══ RECORD EXTRACTS
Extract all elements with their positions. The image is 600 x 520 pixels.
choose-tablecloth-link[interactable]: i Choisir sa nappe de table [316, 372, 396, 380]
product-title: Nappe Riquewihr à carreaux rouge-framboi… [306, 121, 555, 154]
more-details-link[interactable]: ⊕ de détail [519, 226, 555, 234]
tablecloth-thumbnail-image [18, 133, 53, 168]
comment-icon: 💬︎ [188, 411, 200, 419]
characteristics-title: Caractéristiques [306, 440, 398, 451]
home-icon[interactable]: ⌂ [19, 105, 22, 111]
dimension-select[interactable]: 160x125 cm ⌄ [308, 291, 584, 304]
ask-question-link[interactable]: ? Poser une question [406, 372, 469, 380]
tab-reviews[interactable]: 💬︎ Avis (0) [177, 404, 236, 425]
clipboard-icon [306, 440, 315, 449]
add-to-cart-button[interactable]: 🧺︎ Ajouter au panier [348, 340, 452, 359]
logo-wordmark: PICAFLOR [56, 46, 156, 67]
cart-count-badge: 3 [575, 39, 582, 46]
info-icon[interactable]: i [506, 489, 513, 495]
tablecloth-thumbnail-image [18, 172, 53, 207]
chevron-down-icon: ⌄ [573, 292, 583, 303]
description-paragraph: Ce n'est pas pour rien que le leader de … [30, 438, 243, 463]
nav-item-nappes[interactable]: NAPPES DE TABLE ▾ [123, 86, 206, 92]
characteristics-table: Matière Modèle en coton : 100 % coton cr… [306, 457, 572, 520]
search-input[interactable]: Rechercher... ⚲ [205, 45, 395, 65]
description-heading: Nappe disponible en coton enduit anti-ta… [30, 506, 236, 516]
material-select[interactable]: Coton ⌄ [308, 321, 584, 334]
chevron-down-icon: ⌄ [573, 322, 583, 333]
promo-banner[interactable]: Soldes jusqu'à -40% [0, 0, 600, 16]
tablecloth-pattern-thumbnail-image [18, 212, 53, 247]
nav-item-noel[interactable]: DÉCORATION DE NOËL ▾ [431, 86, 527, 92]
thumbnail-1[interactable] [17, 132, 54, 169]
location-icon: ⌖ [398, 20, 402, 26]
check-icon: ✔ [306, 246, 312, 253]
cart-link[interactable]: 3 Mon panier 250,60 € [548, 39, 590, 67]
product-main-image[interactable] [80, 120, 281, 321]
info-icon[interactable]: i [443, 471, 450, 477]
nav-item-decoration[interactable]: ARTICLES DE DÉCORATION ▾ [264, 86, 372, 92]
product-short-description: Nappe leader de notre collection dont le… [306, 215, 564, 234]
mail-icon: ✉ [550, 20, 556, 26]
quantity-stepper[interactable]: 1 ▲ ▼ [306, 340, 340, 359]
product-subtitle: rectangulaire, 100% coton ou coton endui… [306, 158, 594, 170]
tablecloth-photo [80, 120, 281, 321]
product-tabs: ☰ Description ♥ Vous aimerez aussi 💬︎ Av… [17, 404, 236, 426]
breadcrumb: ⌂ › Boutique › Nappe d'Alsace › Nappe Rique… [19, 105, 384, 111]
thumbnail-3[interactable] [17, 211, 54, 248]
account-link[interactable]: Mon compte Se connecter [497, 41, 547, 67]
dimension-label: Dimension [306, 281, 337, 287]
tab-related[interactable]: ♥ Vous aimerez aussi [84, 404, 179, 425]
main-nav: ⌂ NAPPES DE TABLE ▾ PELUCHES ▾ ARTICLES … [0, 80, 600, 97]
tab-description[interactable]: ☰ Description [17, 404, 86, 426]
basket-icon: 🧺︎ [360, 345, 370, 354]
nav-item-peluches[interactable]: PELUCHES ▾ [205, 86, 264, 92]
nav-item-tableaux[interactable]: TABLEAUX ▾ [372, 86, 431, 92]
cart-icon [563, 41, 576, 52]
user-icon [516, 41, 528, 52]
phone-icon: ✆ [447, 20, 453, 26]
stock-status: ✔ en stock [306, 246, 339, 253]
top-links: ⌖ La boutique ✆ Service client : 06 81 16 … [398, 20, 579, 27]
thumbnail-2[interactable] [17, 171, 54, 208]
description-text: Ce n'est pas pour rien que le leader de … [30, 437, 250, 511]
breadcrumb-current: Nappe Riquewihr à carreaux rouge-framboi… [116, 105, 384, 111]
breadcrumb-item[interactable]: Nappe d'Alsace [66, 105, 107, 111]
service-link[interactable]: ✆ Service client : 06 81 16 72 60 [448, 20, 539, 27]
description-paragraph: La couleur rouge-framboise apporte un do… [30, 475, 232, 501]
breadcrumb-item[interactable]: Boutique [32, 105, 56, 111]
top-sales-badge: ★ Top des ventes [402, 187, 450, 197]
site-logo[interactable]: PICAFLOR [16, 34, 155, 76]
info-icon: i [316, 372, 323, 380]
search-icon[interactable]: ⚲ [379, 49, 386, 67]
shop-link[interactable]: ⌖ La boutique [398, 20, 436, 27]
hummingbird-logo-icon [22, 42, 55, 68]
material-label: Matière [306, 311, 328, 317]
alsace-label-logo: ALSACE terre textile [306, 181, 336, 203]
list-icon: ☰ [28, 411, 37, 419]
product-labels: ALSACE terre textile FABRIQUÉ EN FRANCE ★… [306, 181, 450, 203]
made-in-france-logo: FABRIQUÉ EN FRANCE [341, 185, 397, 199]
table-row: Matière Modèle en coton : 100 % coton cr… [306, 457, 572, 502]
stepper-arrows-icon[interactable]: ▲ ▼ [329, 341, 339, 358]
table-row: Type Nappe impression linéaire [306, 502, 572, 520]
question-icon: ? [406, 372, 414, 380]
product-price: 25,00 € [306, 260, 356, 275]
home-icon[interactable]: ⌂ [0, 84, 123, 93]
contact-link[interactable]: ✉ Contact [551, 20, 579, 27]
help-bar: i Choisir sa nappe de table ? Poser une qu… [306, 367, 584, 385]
════
DIRECTIONS FOR THIS TASK
Rewrite every line of the records as a JSON list of strings, one string per line, with blank lines left out.

CORRECT RESPONSE
[
  "Extract all elements with their positions. The image is 600 x 520 pixels.",
  "choose-tablecloth-link[interactable]: i Choisir sa nappe de table [316, 372, 396, 380]",
  "product-title: Nappe Riquewihr à carreaux rouge-framboi… [306, 121, 555, 154]",
  "more-details-link[interactable]: ⊕ de détail [519, 226, 555, 234]",
  "tablecloth-thumbnail-image [18, 133, 53, 168]",
  "comment-icon: 💬︎ [188, 411, 200, 419]",
  "characteristics-title: Caractéristiques [306, 440, 398, 451]",
  "home-icon[interactable]: ⌂ [19, 105, 22, 111]",
  "dimension-select[interactable]: 160x125 cm ⌄ [308, 291, 584, 304]",
  "ask-question-link[interactable]: ? Poser une question [406, 372, 469, 380]",
  "tab-reviews[interactable]: 💬︎ Avis (0) [177, 404, 236, 425]",
  "clipboard-icon [306, 440, 315, 449]",
  "add-to-cart-button[interactable]: 🧺︎ Ajouter au panier [348, 340, 452, 359]",
  "logo-wordmark: PICAFLOR [56, 46, 156, 67]",
  "cart-count-badge: 3 [575, 39, 582, 46]",
  "info-icon[interactable]: i [506, 489, 513, 495]",
  "tablecloth-thumbnail-image [18, 172, 53, 207]",
  "chevron-down-icon: ⌄ [573, 292, 583, 303]",
  "description-paragraph: Ce n'est pas pour rien que le leader de … [30, 438, 243, 463]",
  "nav-item-nappes[interactable]: NAPPES DE TABLE ▾ [123, 86, 206, 92]",
  "characteristics-table: Matière Modèle en coton : 100 % coton cr… [306, 457, 572, 520]",
  "search-input[interactable]: Rechercher... ⚲ [205, 45, 395, 65]",
  "description-heading: Nappe disponible en coton enduit anti-ta… [30, 506, 236, 516]",
  "material-select[interactable]: Coton ⌄ [308, 321, 584, 334]",
  "chevron-down-icon: ⌄ [573, 322, 583, 333]",
  "promo-banner[interactable]: Soldes jusqu'à -40% [0, 0, 600, 16]",
  "tablecloth-pattern-thumbnail-image [18, 212, 53, 247]",
  "nav-item-noel[interactable]: DÉCORATION DE NOËL ▾ [431, 86, 527, 92]",
  "thumbnail-1[interactable] [17, 132, 54, 169]",
  "location-icon: ⌖ [398, 20, 402, 26]",
  "check-icon: ✔ [306, 246, 312, 253]",
  "cart-link[interactable]: 3 Mon panier 250,60 € [548, 39, 590, 67]",
  "product-main-image[interactable] [80, 120, 281, 321]",
  "info-icon[interactable]: i [443, 471, 450, 477]",
  "nav-item-decoration[interactable]: ARTICLES DE DÉCORATION ▾ [264, 86, 372, 92]",
  "product-short-description: Nappe leader de notre collection dont le… [306, 215, 564, 234]",
  "mail-icon: ✉ [550, 20, 556, 26]",
  "quantity-stepper[interactable]: 1 ▲ ▼ [306, 340, 340, 359]",
  "product-subtitle: rectangulaire, 100% coton ou coton endui… [306, 158, 594, 170]",
  "tablecloth-photo [80, 120, 281, 321]",
  "product-tabs: ☰ Description ♥ Vous aimerez aussi 💬︎ Av… [17, 404, 236, 426]",
  "breadcrumb: ⌂ › Boutique › Nappe d'Alsace › Nappe Rique… [19, 105, 384, 111]",
  "thumbnail-3[interactable] [17, 211, 54, 248]",
  "account-link[interactable]: Mon compte Se connecter [497, 41, 547, 67]",
  "dimension-label: Dimension [306, 281, 337, 287]",
  "tab-related[interactable]: ♥ Vous aimerez aussi [84, 404, 179, 425]",
  "main-nav: ⌂ NAPPES DE TABLE ▾ PELUCHES ▾ ARTICLES … [0, 80, 600, 97]",
  "tab-description[interactable]: ☰ Description [17, 404, 86, 426]",
  "basket-icon: 🧺︎ [360, 345, 370, 354]",
  "nav-item-peluches[interactable]: PELUCHES ▾ [205, 86, 264, 92]",
  "nav-item-tableaux[interactable]: TABLEAUX ▾ [372, 86, 431, 92]",
  "cart-icon [563, 41, 576, 52]",
  "user-icon [516, 41, 528, 52]",
  "phone-icon: ✆ [447, 20, 453, 26]",
  "stock-status: ✔ en stock [306, 246, 339, 253]",
  "top-links: ⌖ La boutique ✆ Service client : 06 81 16 … [398, 20, 579, 27]",
  "thumbnail-2[interactable] [17, 171, 54, 208]",
  "description-text: Ce n'est pas pour rien que le leader de … [30, 437, 250, 511]",
  "breadcrumb-current: Nappe Riquewihr à carreaux rouge-framboi… [116, 105, 384, 111]",
  "breadcrumb-item[interactable]: Nappe d'Alsace [66, 105, 107, 111]",
  "service-link[interactable]: ✆ Service client : 06 81 16 72 60 [448, 20, 539, 27]",
  "description-paragraph: La couleur rouge-framboise apporte un do… [30, 475, 232, 501]",
  "breadcrumb-item[interactable]: Boutique [32, 105, 56, 111]",
  "top-sales-badge: ★ Top des ventes [402, 187, 450, 197]",
  "site-logo[interactable]: PICAFLOR [16, 34, 155, 76]",
  "info-icon: i [316, 372, 323, 380]",
  "search-icon[interactable]: ⚲ [379, 49, 386, 67]",
  "shop-link[interactable]: ⌖ La boutique [398, 20, 436, 27]",
  "hummingbird-logo-icon [22, 42, 55, 68]",
  "material-label: Matière [306, 311, 328, 317]",
  "alsace-label-logo: ALSACE terre textile [306, 181, 336, 203]",
  "list-icon: ☰ [28, 411, 37, 419]",
  "product-labels: ALSACE terre textile FABRIQUÉ EN FRANCE ★… [306, 181, 450, 203]",
  "made-in-france-logo: FABRIQUÉ EN FRANCE [341, 185, 397, 199]",
  "table-row: Matière Modèle en coton : 100 % coton cr… [306, 457, 572, 502]",
  "stepper-arrows-icon[interactable]: ▲ ▼ [329, 341, 339, 358]",
  "table-row: Type Nappe impression linéaire [306, 502, 572, 520]",
  "question-icon: ? [406, 372, 414, 380]",
  "product-price: 25,00 € [306, 260, 356, 275]",
  "home-icon[interactable]: ⌂ [0, 84, 123, 93]",
  "contact-link[interactable]: ✉ Contact [551, 20, 579, 27]",
  "help-bar: i Choisir sa nappe de table ? Poser une qu… [306, 367, 584, 385]"
]